• Required work:
Return each line of the records that contains the string "icon", copied unchanged. Case counts.

START

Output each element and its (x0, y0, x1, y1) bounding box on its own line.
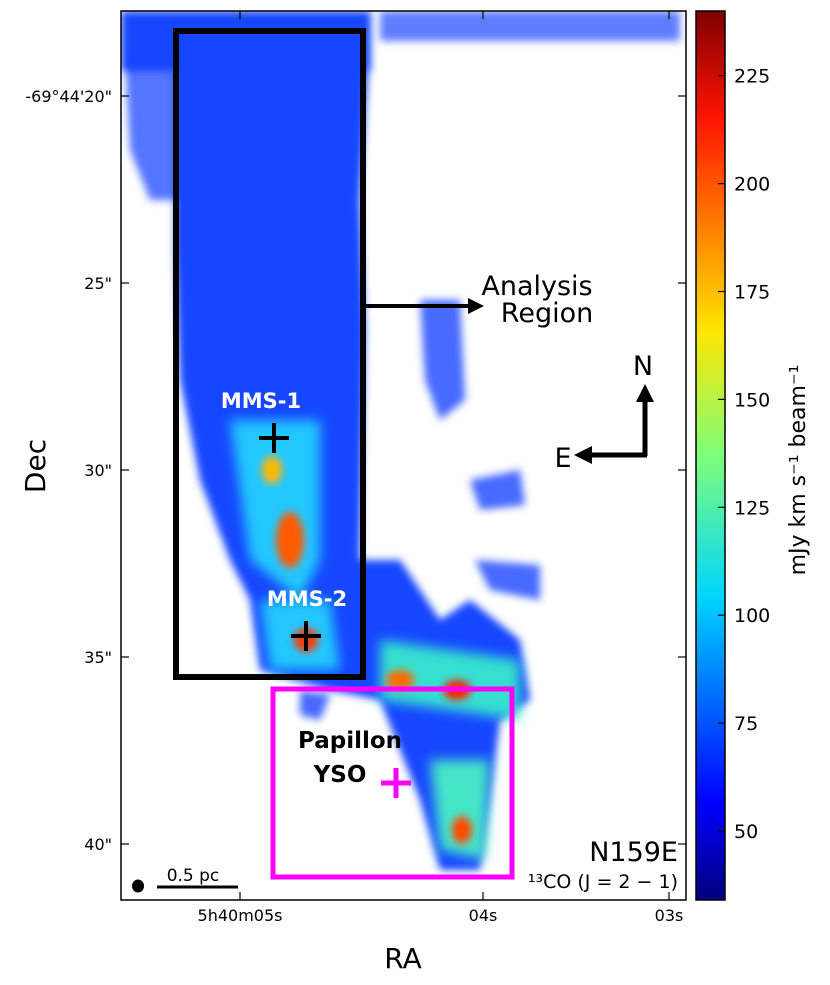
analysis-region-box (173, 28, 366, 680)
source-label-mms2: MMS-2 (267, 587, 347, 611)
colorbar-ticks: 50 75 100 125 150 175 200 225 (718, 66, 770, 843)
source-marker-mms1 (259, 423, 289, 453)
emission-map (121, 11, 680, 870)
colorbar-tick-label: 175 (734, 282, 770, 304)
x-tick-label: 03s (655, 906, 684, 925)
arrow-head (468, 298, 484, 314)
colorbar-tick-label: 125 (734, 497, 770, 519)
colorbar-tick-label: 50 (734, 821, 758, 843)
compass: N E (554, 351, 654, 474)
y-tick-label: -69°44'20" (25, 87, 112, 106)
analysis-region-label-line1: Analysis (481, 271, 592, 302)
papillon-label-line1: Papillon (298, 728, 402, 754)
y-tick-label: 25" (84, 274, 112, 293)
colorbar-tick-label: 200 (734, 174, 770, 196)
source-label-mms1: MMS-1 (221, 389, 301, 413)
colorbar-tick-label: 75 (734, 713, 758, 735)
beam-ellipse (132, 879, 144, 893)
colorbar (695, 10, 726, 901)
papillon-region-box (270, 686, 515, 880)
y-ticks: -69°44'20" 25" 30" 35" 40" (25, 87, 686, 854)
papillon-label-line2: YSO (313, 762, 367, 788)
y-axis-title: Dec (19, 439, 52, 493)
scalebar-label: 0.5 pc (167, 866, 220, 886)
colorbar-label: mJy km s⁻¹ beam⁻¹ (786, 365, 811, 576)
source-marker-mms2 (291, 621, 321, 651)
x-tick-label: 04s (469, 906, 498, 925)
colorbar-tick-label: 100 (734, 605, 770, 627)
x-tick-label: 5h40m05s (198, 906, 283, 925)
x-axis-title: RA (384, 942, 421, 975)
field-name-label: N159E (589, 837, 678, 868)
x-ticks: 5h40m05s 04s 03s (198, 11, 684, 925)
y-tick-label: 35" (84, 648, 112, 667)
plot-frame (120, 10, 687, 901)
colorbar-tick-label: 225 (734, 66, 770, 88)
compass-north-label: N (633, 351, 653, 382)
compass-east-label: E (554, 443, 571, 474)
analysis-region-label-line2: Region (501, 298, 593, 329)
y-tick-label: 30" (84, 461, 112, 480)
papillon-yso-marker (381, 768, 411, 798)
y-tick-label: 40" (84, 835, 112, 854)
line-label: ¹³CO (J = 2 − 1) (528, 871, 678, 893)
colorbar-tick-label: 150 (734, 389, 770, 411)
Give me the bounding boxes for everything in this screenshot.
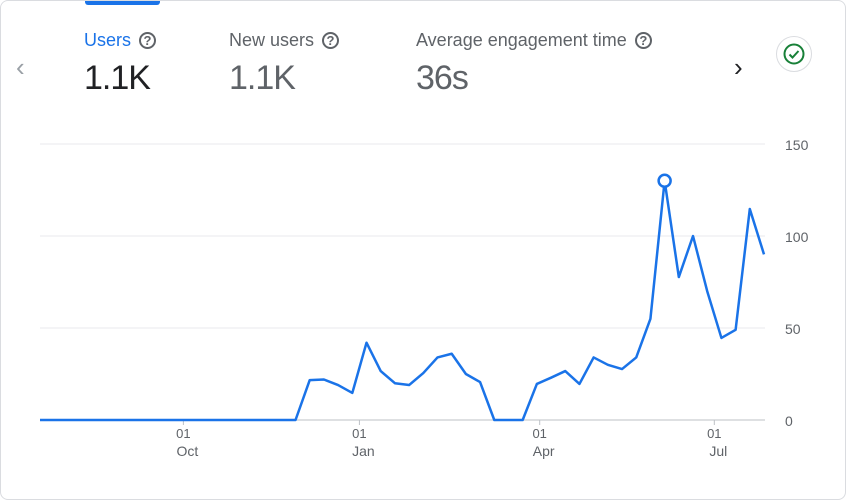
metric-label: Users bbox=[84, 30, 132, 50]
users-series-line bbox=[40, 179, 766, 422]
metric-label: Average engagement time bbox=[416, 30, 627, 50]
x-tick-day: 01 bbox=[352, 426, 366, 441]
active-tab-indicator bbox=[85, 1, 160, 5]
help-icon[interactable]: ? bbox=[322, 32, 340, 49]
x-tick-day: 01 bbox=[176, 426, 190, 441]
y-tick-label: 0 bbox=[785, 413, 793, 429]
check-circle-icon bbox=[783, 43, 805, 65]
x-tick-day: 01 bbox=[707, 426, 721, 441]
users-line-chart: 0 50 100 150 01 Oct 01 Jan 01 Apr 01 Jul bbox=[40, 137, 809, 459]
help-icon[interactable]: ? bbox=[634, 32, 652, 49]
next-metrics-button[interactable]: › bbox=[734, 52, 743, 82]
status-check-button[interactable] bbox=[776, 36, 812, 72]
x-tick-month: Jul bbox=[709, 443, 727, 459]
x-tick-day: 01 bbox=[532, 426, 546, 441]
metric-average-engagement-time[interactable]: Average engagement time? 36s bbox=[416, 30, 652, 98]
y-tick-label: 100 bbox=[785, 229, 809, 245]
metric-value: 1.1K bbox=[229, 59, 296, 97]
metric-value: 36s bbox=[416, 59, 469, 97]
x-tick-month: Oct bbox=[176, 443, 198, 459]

END

• Solution to this exercise:
help-icon[interactable]: ? bbox=[322, 32, 340, 49]
check-circle-icon bbox=[783, 43, 805, 65]
help-icon[interactable]: ? bbox=[634, 32, 652, 49]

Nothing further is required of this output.